**WHAT NEEDS TO BE DONE:**
Go through the material and write it all out exactly, minus the pictures.

**RAW DATA:**

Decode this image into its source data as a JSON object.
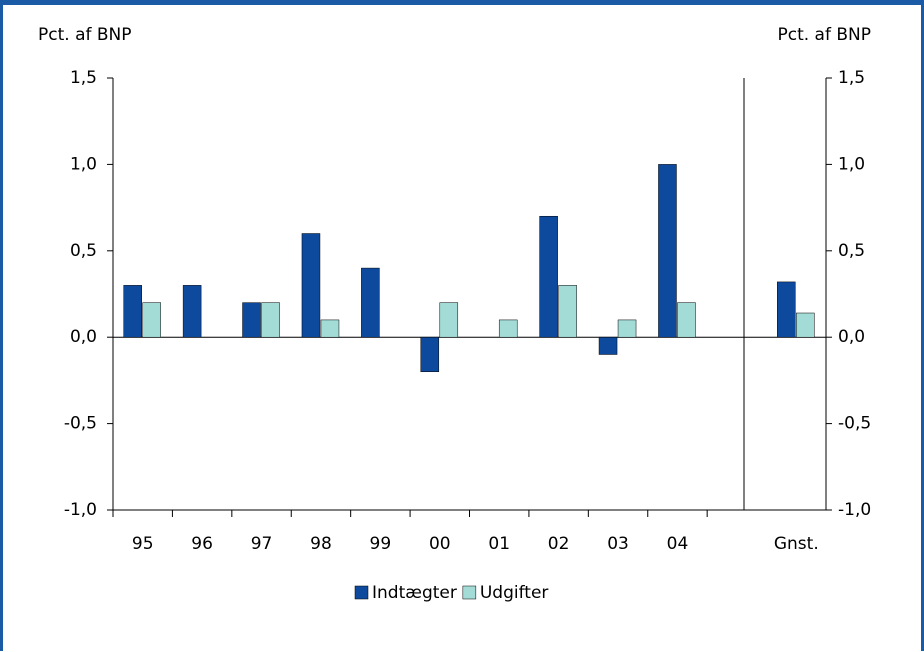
{
  "chart_data": {
    "type": "bar",
    "y_label": "Pct. af BNP",
    "y2_label": "Pct. af BNP",
    "categories": [
      "95",
      "96",
      "97",
      "98",
      "99",
      "00",
      "01",
      "02",
      "03",
      "04",
      null,
      "Gnst."
    ],
    "series": [
      {
        "name": "Indtægter",
        "color": "#0d4a9e",
        "values": [
          0.3,
          0.3,
          0.2,
          0.6,
          0.4,
          -0.2,
          0,
          0.7,
          -0.1,
          1.0,
          null,
          0.32
        ]
      },
      {
        "name": "Udgifter",
        "color": "#a3dcd6",
        "values": [
          0.2,
          0,
          0.2,
          0.1,
          0,
          0.2,
          0.1,
          0.3,
          0.1,
          0.2,
          null,
          0.14
        ]
      }
    ],
    "ylim": [
      -1.0,
      1.5
    ],
    "yticks": [
      {
        "value": -1.0,
        "label": "-1,0"
      },
      {
        "value": -0.5,
        "label": "-0,5"
      },
      {
        "value": 0,
        "label": "0,0"
      },
      {
        "value": 0.5,
        "label": "0,5"
      },
      {
        "value": 1.0,
        "label": "1,0"
      },
      {
        "value": 1.5,
        "label": "1,5"
      }
    ],
    "y2lim": [
      -1.0,
      1.5
    ],
    "y2ticks": [
      {
        "value": -1.0,
        "label": "-1,0"
      },
      {
        "value": -0.5,
        "label": "-0,5"
      },
      {
        "value": 0,
        "label": "0,0"
      },
      {
        "value": 0.5,
        "label": "0,5"
      },
      {
        "value": 1.0,
        "label": "1,0"
      },
      {
        "value": 1.5,
        "label": "1,5"
      }
    ],
    "grid": false,
    "legend": "bottom"
  }
}
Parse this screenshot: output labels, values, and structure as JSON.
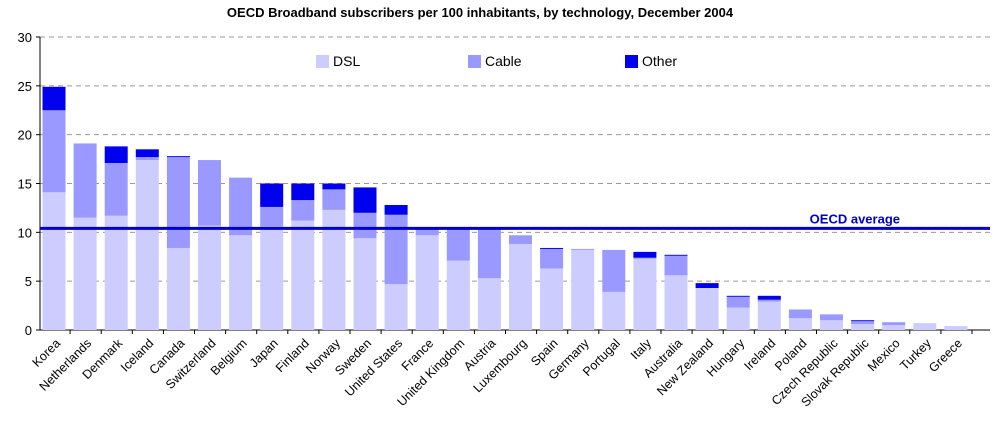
{
  "chart_data": {
    "type": "bar",
    "stacked": true,
    "title": "OECD Broadband subscribers per 100 inhabitants, by technology, December 2004",
    "xlabel": "",
    "ylabel": "",
    "ylim": [
      0,
      30
    ],
    "yticks": [
      0,
      5,
      10,
      15,
      20,
      25,
      30
    ],
    "grid": true,
    "legend_position": "top-center",
    "categories": [
      "Korea",
      "Netherlands",
      "Denmark",
      "Iceland",
      "Canada",
      "Switzerland",
      "Belgium",
      "Japan",
      "Finland",
      "Norway",
      "Sweden",
      "United States",
      "France",
      "United Kingdom",
      "Austria",
      "Luxembourg",
      "Spain",
      "Germany",
      "Portugal",
      "Italy",
      "Australia",
      "New Zealand",
      "Hungary",
      "Ireland",
      "Poland",
      "Czech Republic",
      "Slovak Republic",
      "Mexico",
      "Turkey",
      "Greece"
    ],
    "series": [
      {
        "name": "DSL",
        "color": "#ccccff",
        "values": [
          14.1,
          11.5,
          11.7,
          17.4,
          8.4,
          10.7,
          9.7,
          10.6,
          11.2,
          12.3,
          9.4,
          4.7,
          9.7,
          7.1,
          5.3,
          8.8,
          6.3,
          8.2,
          3.9,
          7.3,
          5.6,
          4.3,
          2.3,
          2.9,
          1.2,
          1.0,
          0.6,
          0.5,
          0.7,
          0.4
        ]
      },
      {
        "name": "Cable",
        "color": "#9999ff",
        "values": [
          8.4,
          7.6,
          5.4,
          0.3,
          9.3,
          6.7,
          5.9,
          2.0,
          2.1,
          2.1,
          2.6,
          7.1,
          0.6,
          3.4,
          5.2,
          0.9,
          2.0,
          0.1,
          4.3,
          0.1,
          2.0,
          0.0,
          1.1,
          0.2,
          0.9,
          0.6,
          0.3,
          0.3,
          0.0,
          0.0
        ]
      },
      {
        "name": "Other",
        "color": "#0000ee",
        "values": [
          2.4,
          0.0,
          1.7,
          0.8,
          0.1,
          0.0,
          0.0,
          2.4,
          1.7,
          0.6,
          2.6,
          1.0,
          0.0,
          0.0,
          0.0,
          0.0,
          0.1,
          0.0,
          0.0,
          0.6,
          0.1,
          0.5,
          0.1,
          0.4,
          0.0,
          0.0,
          0.1,
          0.0,
          0.0,
          0.0
        ]
      }
    ],
    "average": {
      "label": "OECD average",
      "value": 10.4,
      "color": "#0000cc"
    }
  }
}
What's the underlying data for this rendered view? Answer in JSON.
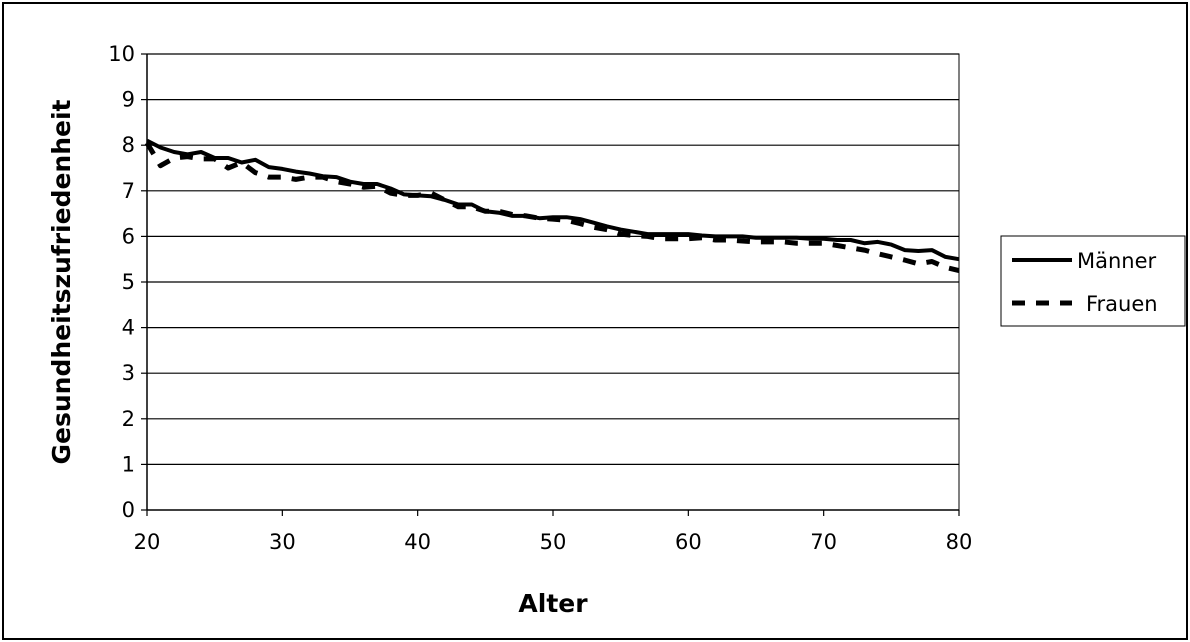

**RESULT FOR THIS EXERCISE:**
Decode this image into its source data as a JSON object.
{
  "chart_data": {
    "type": "bar",
    "y_label": "Pct. af BNP",
    "y2_label": "Pct. af BNP",
    "categories": [
      "95",
      "96",
      "97",
      "98",
      "99",
      "00",
      "01",
      "02",
      "03",
      "04",
      null,
      "Gnst."
    ],
    "series": [
      {
        "name": "Indtægter",
        "color": "#0d4a9e",
        "values": [
          0.3,
          0.3,
          0.2,
          0.6,
          0.4,
          -0.2,
          0,
          0.7,
          -0.1,
          1.0,
          null,
          0.32
        ]
      },
      {
        "name": "Udgifter",
        "color": "#a3dcd6",
        "values": [
          0.2,
          0,
          0.2,
          0.1,
          0,
          0.2,
          0.1,
          0.3,
          0.1,
          0.2,
          null,
          0.14
        ]
      }
    ],
    "ylim": [
      -1.0,
      1.5
    ],
    "yticks": [
      {
        "value": -1.0,
        "label": "-1,0"
      },
      {
        "value": -0.5,
        "label": "-0,5"
      },
      {
        "value": 0,
        "label": "0,0"
      },
      {
        "value": 0.5,
        "label": "0,5"
      },
      {
        "value": 1.0,
        "label": "1,0"
      },
      {
        "value": 1.5,
        "label": "1,5"
      }
    ],
    "y2lim": [
      -1.0,
      1.5
    ],
    "y2ticks": [
      {
        "value": -1.0,
        "label": "-1,0"
      },
      {
        "value": -0.5,
        "label": "-0,5"
      },
      {
        "value": 0,
        "label": "0,0"
      },
      {
        "value": 0.5,
        "label": "0,5"
      },
      {
        "value": 1.0,
        "label": "1,0"
      },
      {
        "value": 1.5,
        "label": "1,5"
      }
    ],
    "grid": false,
    "legend": "bottom"
  }
}
Parse this screenshot: output labels, values, and structure as JSON.
{
  "chart_data": {
    "type": "bar",
    "stacked": true,
    "title": "OECD Broadband subscribers per 100 inhabitants, by technology, December 2004",
    "xlabel": "",
    "ylabel": "",
    "ylim": [
      0,
      30
    ],
    "yticks": [
      0,
      5,
      10,
      15,
      20,
      25,
      30
    ],
    "grid": true,
    "legend_position": "top-center",
    "categories": [
      "Korea",
      "Netherlands",
      "Denmark",
      "Iceland",
      "Canada",
      "Switzerland",
      "Belgium",
      "Japan",
      "Finland",
      "Norway",
      "Sweden",
      "United States",
      "France",
      "United Kingdom",
      "Austria",
      "Luxembourg",
      "Spain",
      "Germany",
      "Portugal",
      "Italy",
      "Australia",
      "New Zealand",
      "Hungary",
      "Ireland",
      "Poland",
      "Czech Republic",
      "Slovak Republic",
      "Mexico",
      "Turkey",
      "Greece"
    ],
    "series": [
      {
        "name": "DSL",
        "color": "#ccccff",
        "values": [
          14.1,
          11.5,
          11.7,
          17.4,
          8.4,
          10.7,
          9.7,
          10.6,
          11.2,
          12.3,
          9.4,
          4.7,
          9.7,
          7.1,
          5.3,
          8.8,
          6.3,
          8.2,
          3.9,
          7.3,
          5.6,
          4.3,
          2.3,
          2.9,
          1.2,
          1.0,
          0.6,
          0.5,
          0.7,
          0.4
        ]
      },
      {
        "name": "Cable",
        "color": "#9999ff",
        "values": [
          8.4,
          7.6,
          5.4,
          0.3,
          9.3,
          6.7,
          5.9,
          2.0,
          2.1,
          2.1,
          2.6,
          7.1,
          0.6,
          3.4,
          5.2,
          0.9,
          2.0,
          0.1,
          4.3,
          0.1,
          2.0,
          0.0,
          1.1,
          0.2,
          0.9,
          0.6,
          0.3,
          0.3,
          0.0,
          0.0
        ]
      },
      {
        "name": "Other",
        "color": "#0000ee",
        "values": [
          2.4,
          0.0,
          1.7,
          0.8,
          0.1,
          0.0,
          0.0,
          2.4,
          1.7,
          0.6,
          2.6,
          1.0,
          0.0,
          0.0,
          0.0,
          0.0,
          0.1,
          0.0,
          0.0,
          0.6,
          0.1,
          0.5,
          0.1,
          0.4,
          0.0,
          0.0,
          0.1,
          0.0,
          0.0,
          0.0
        ]
      }
    ],
    "average": {
      "label": "OECD average",
      "value": 10.4,
      "color": "#0000cc"
    }
  }
}
What's the underlying data for this rendered view? Answer in JSON.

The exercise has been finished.